Фрагмент текста
Но человек, если вспомнить известное выражение Маркса, родится не фихтеанским философом, Я есмь Я, и без зеркала в руках. Отразить сам себя непосредственно он не может. Вот он и изобретает себе различные «зеркала» (в том числе и кривые), чтобы увидеть самого себя. Все образы художественной и религиозной фантазии, все понятия философии и политики являются для человека такими «зеркалами». Поэтому сознание человека не может быть не общественным, так же как оно не может не существовать общественно-объективным образом, не только в форме мыслей и чувств, но и в форме самой общественной (государственной, церковной, партийной и т.д.) организации.
Если старый материализм рассматривал отражение как условие человеческой фантазии, то исторический материализм рассматривает фантазию как условие отражения в сознании людей более сложной и запутанной человеческой действительности. Но в сущности верно и то и другое, и, как заметил кто-то из древних, если бы быки имели богов, то их боги были бы с рогами. Таким образом, исторический и диалектический материализм не отбрасывает «теорию отражения» старого материализма, а углубляет и конкретизирует ее.
Принцип отражения не обязательно должен связываться с созерцательностью, с созерцательностью принцип отражения связан только у старого, созерцательного материализма. Новый материализм, конкретизируя принцип отражения на базе общественного бытия, подводит тем самым базис и под отражение в естествознании. Ведь и природу человек познает только в общественных формах, в формах общественного сознания. Поэтому без материалистического понимания истории нет не только понимания исторической диалектики, но и диалектики научного, всякого научного, познания.

Задание 1
Приведите часть текста о теории отражения, которая начинается со слов «Принцип отражения не» и заканчивается словами «всякого научного, познания.», заменив в ней «Новый материализм» на «Исторический материализм».
Задание 2
Кратко перескажите абзац текста о теории отражения, начинающийся словами «Если старый материализм рассматривал», сохранив его основные положения.

Фрагменты набора данных
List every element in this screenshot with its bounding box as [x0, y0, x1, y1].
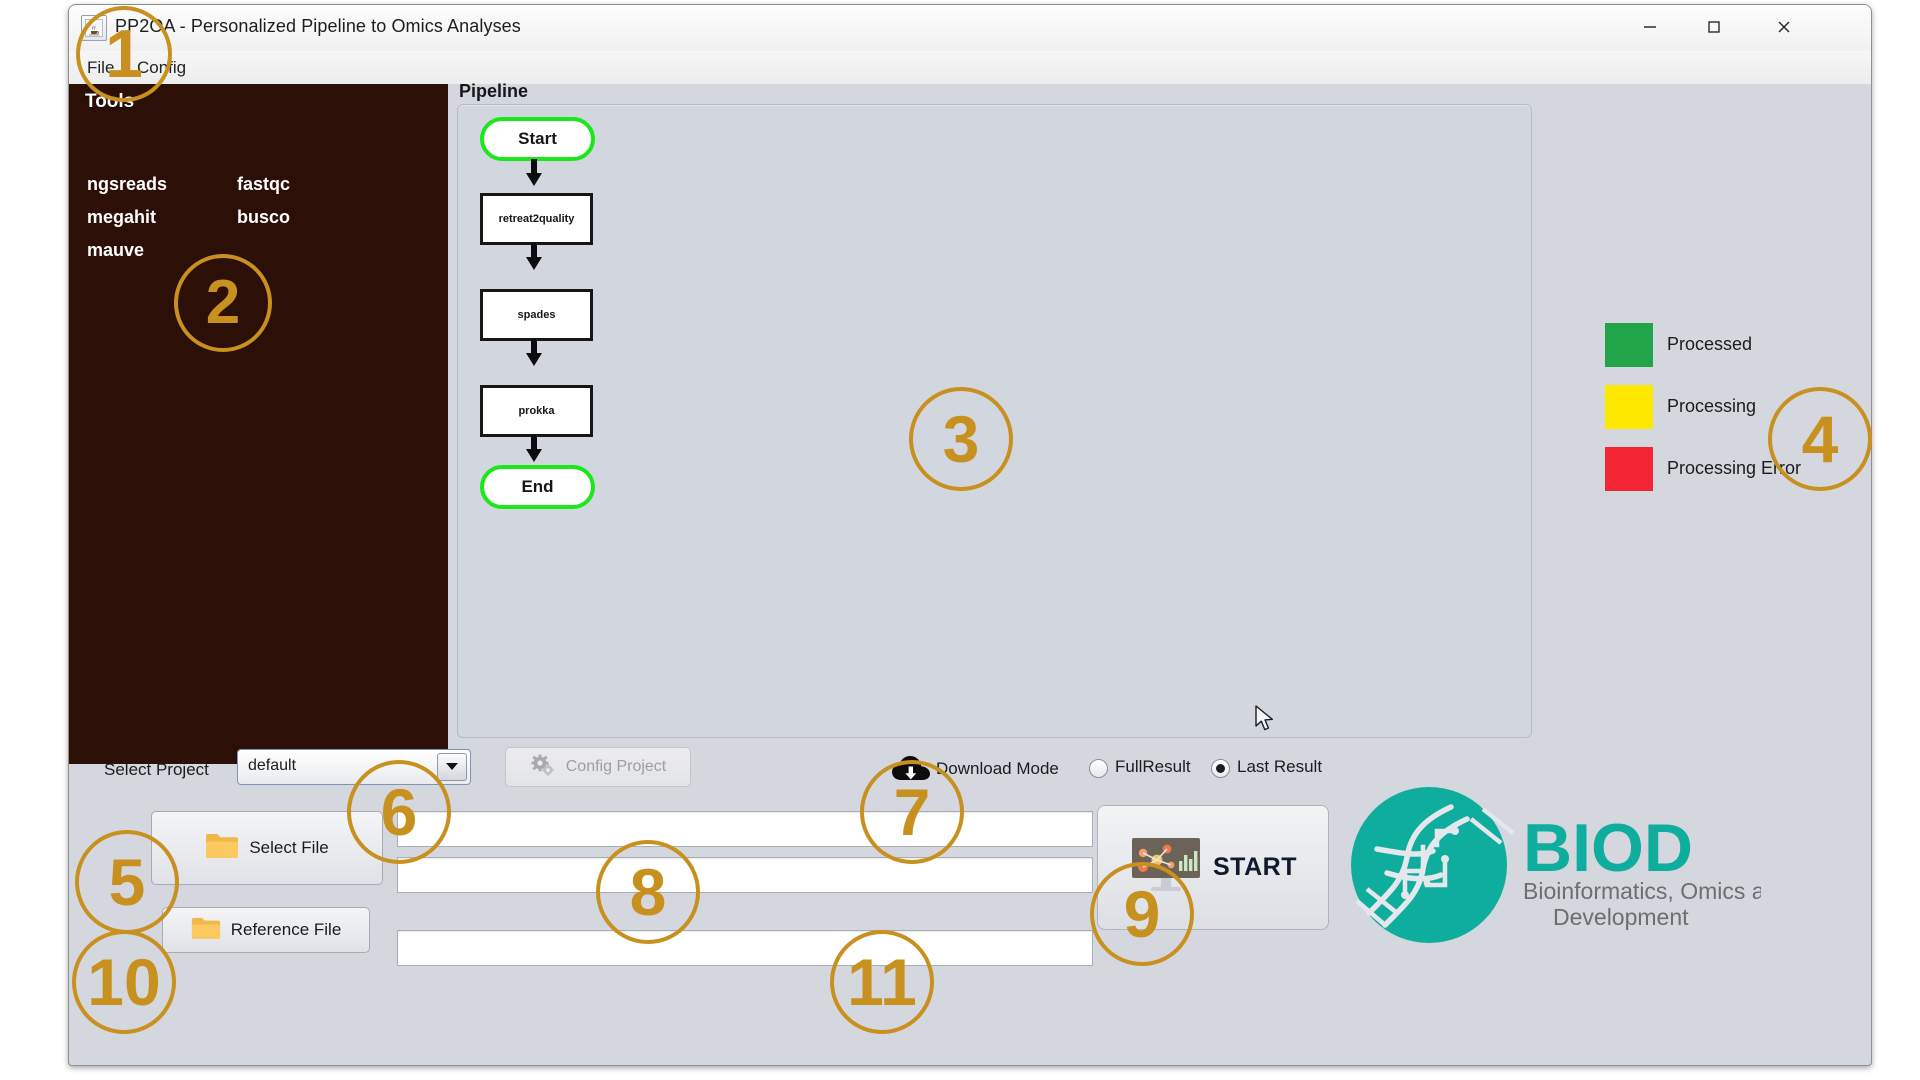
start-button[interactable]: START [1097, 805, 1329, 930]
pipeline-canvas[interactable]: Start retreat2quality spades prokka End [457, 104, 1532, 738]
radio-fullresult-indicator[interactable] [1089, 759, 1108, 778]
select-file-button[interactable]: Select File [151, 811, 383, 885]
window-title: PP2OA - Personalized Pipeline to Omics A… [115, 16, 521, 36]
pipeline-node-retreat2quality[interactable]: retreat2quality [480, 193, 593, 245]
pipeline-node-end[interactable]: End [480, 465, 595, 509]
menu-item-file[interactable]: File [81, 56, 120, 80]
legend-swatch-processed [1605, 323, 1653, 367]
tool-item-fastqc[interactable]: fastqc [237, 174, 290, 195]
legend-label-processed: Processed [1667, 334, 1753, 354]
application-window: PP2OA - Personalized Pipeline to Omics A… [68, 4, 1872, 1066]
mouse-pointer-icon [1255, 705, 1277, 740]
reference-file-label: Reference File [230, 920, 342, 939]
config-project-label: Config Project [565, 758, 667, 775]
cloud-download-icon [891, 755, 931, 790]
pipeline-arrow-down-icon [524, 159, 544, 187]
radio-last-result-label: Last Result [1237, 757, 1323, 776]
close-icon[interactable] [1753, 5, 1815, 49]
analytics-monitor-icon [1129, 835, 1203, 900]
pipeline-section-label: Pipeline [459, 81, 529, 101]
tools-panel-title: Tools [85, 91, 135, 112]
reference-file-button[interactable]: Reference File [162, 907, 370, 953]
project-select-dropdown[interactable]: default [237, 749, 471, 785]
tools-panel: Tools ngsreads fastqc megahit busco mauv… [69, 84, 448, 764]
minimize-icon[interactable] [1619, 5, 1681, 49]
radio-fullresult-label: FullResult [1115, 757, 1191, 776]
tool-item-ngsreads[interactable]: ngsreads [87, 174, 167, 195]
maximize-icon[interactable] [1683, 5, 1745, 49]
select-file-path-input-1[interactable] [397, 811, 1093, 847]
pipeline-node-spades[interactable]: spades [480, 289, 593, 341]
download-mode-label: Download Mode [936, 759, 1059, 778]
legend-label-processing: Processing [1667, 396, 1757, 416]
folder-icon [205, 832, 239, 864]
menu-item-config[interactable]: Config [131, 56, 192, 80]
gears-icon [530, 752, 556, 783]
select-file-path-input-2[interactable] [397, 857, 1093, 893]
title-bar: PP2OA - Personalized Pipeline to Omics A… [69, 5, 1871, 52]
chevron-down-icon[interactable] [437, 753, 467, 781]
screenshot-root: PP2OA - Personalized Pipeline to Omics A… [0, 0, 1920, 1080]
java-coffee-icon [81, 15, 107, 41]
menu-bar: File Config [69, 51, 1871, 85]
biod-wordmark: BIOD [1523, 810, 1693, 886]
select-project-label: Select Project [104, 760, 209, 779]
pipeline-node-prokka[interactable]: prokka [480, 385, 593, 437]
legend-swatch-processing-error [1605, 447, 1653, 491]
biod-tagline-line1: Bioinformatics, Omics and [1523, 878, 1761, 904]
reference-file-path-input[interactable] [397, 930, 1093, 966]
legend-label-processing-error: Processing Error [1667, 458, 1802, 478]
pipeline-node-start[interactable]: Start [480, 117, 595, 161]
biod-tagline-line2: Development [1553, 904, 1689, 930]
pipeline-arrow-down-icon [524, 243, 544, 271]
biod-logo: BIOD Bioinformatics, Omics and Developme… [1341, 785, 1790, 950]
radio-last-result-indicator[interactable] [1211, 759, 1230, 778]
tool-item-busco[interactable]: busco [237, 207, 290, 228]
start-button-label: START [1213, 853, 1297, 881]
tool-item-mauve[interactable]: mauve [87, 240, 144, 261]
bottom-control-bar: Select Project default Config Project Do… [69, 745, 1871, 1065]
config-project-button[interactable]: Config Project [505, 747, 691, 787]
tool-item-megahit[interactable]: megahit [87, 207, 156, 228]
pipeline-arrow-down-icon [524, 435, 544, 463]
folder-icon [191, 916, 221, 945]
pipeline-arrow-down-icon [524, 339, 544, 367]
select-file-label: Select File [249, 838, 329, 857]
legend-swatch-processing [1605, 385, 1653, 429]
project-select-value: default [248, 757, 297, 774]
--
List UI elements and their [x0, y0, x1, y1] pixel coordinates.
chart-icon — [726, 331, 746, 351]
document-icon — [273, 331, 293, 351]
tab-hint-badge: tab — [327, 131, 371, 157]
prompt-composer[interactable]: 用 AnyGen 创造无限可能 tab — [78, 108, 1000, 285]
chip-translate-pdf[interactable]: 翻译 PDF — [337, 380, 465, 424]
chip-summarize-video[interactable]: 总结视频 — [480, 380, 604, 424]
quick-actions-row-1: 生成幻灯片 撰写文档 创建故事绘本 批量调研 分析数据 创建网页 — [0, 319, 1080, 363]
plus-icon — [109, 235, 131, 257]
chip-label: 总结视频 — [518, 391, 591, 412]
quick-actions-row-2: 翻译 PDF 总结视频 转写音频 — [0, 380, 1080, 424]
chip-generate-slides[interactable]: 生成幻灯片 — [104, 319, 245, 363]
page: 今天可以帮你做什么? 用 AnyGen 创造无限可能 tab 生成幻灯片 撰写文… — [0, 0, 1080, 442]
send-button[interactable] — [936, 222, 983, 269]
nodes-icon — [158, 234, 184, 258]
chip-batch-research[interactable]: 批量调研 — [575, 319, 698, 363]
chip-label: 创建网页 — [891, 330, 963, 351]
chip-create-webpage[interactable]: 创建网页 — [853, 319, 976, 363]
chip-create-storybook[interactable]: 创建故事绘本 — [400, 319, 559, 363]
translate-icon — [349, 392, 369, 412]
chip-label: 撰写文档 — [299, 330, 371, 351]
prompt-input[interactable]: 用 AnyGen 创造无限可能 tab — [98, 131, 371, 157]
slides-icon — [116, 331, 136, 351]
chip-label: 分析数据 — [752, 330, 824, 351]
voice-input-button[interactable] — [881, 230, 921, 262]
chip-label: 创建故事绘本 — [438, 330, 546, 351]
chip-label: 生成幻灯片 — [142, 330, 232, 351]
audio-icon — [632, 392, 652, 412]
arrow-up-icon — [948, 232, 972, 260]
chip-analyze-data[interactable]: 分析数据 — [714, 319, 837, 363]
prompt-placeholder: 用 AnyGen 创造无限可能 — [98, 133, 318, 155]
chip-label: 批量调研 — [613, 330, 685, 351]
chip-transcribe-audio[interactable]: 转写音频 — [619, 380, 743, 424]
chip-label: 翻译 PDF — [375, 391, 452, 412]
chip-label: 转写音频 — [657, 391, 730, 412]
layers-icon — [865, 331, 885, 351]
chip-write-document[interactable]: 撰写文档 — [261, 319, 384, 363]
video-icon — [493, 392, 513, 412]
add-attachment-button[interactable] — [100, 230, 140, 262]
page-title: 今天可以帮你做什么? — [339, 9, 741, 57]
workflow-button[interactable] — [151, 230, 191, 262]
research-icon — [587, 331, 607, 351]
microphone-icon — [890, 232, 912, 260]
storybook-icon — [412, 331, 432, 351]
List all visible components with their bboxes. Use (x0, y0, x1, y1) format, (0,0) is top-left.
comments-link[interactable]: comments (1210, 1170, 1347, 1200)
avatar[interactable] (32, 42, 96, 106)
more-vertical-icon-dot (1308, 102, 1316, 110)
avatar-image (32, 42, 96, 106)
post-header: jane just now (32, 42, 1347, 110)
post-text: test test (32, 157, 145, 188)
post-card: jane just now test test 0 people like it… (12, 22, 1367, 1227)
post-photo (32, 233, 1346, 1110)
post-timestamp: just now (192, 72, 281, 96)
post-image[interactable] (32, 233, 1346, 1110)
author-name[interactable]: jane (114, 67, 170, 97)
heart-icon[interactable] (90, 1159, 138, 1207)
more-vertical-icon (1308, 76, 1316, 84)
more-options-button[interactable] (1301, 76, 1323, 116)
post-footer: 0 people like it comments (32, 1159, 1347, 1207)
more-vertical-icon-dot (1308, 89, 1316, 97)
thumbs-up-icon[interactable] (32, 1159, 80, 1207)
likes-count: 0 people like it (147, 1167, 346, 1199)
* * *
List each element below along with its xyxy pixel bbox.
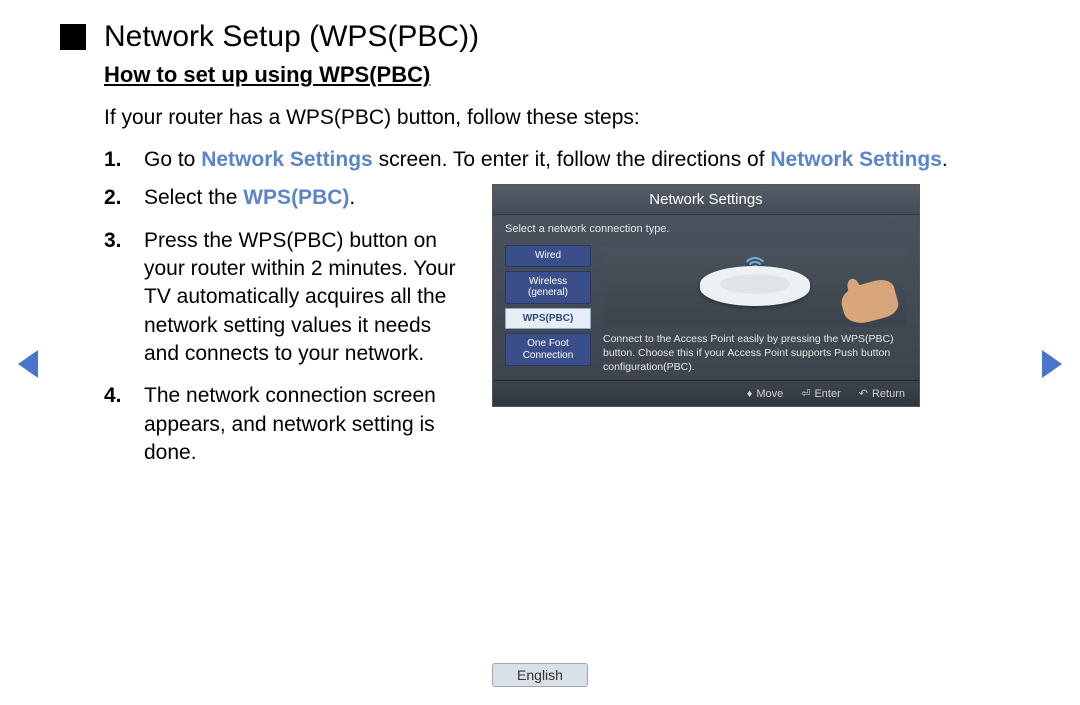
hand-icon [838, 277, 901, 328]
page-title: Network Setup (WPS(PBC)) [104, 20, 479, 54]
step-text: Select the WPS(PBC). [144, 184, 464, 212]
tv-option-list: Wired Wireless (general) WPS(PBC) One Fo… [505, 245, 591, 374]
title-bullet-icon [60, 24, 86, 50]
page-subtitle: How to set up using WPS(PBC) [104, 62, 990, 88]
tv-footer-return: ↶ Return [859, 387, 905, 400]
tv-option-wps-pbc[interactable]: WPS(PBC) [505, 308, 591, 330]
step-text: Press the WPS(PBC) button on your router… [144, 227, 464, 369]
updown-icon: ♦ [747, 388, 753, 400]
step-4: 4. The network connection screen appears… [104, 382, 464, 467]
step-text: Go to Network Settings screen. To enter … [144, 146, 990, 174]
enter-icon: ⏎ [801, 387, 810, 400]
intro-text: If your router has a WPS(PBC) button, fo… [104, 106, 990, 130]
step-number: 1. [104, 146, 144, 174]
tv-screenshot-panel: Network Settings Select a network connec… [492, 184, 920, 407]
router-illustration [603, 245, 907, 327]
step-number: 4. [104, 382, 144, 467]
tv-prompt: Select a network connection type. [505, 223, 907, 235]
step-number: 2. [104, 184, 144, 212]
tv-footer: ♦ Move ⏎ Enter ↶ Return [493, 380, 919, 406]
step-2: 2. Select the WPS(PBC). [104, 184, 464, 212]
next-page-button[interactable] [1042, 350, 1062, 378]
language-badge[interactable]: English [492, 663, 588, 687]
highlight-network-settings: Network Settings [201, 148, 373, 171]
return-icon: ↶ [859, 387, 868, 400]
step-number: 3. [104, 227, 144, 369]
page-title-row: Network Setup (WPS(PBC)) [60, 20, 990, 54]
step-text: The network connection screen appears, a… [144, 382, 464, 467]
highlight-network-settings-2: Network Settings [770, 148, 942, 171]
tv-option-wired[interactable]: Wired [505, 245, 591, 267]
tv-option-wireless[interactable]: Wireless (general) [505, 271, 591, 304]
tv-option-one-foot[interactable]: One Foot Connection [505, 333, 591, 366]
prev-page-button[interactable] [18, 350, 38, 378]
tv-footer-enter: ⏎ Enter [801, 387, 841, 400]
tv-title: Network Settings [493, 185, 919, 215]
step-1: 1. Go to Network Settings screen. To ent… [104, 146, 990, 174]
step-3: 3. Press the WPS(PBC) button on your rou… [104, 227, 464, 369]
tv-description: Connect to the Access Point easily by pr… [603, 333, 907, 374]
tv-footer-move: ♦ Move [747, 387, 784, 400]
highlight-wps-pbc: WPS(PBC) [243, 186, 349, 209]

Правильный ответ 1
Принцип отражения не обязательно должен связываться с созерцательностью, с созерцательностью принцип отражения связан только у старого, созерцательного материализма. Исторический материализм, конкретизируя принцип отражения на базе общественного бытия, подводит тем самым базис и под отражение в естествознании. Ведь и природу человек познает только в общественных формах, в формах общественного сознания. Поэтому без материалистического понимания истории нет не только понимания исторической диалектики, но и диалектики научного, всякого научного, познания.

Правильный ответ 2
Старый материализм считал отражение условием человеческой фантазии, а исторический материализм считает фантазию условием отражения в сознании людей более сложной человеческой действительности. Верно и то и другое: как заметил кто-то из древних, если бы быки имели богов, их боги были бы с рогами. Поэтому исторический и диалектический материализм не отбрасывает «теорию отражения» старого материализма, а углубляет и конкретизирует ее.